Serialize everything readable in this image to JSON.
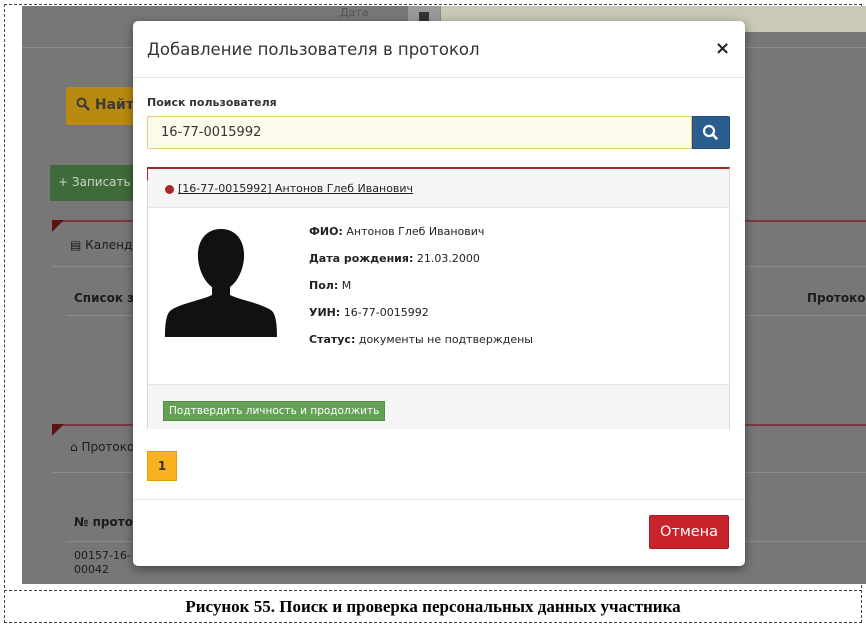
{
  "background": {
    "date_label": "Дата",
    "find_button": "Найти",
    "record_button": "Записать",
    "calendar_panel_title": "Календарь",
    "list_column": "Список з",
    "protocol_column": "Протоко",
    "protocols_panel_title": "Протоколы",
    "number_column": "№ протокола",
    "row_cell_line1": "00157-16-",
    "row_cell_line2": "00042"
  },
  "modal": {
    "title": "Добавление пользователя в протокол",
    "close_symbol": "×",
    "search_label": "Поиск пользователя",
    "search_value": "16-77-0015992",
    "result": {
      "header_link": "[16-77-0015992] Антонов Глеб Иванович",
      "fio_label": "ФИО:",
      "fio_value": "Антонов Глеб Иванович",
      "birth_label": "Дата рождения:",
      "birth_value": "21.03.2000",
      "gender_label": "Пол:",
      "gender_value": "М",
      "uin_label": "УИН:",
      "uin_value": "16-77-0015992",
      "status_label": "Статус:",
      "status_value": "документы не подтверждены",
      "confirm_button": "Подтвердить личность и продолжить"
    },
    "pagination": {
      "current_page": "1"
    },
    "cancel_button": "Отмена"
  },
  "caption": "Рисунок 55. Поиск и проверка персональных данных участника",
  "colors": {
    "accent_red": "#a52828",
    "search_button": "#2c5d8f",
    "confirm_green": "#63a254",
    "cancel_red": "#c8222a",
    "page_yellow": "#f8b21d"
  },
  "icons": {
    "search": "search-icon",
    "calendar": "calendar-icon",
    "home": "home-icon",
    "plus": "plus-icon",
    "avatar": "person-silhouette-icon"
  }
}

◆ Exercise requirements: Repeat the listing in full and exactly. Leave any pictures out.

◆ Expected answer:
Serialize everything readable in this image to JSON.
{
  "background": {
    "date_label": "Дата",
    "find_button": "Найти",
    "record_button": "Записать",
    "calendar_panel_title": "Календарь",
    "list_column": "Список з",
    "protocol_column": "Протоко",
    "protocols_panel_title": "Протоколы",
    "number_column": "№ протокола",
    "row_cell_line1": "00157-16-",
    "row_cell_line2": "00042"
  },
  "modal": {
    "title": "Добавление пользователя в протокол",
    "close_symbol": "×",
    "search_label": "Поиск пользователя",
    "search_value": "16-77-0015992",
    "result": {
      "header_link": "[16-77-0015992] Антонов Глеб Иванович",
      "fio_label": "ФИО:",
      "fio_value": "Антонов Глеб Иванович",
      "birth_label": "Дата рождения:",
      "birth_value": "21.03.2000",
      "gender_label": "Пол:",
      "gender_value": "М",
      "uin_label": "УИН:",
      "uin_value": "16-77-0015992",
      "status_label": "Статус:",
      "status_value": "документы не подтверждены",
      "confirm_button": "Подтвердить личность и продолжить"
    },
    "pagination": {
      "current_page": "1"
    },
    "cancel_button": "Отмена"
  },
  "caption": "Рисунок 55. Поиск и проверка персональных данных участника",
  "colors": {
    "accent_red": "#a52828",
    "search_button": "#2c5d8f",
    "confirm_green": "#63a254",
    "cancel_red": "#c8222a",
    "page_yellow": "#f8b21d"
  },
  "icons": {
    "search": "search-icon",
    "calendar": "calendar-icon",
    "home": "home-icon",
    "plus": "plus-icon",
    "avatar": "person-silhouette-icon"
  }
}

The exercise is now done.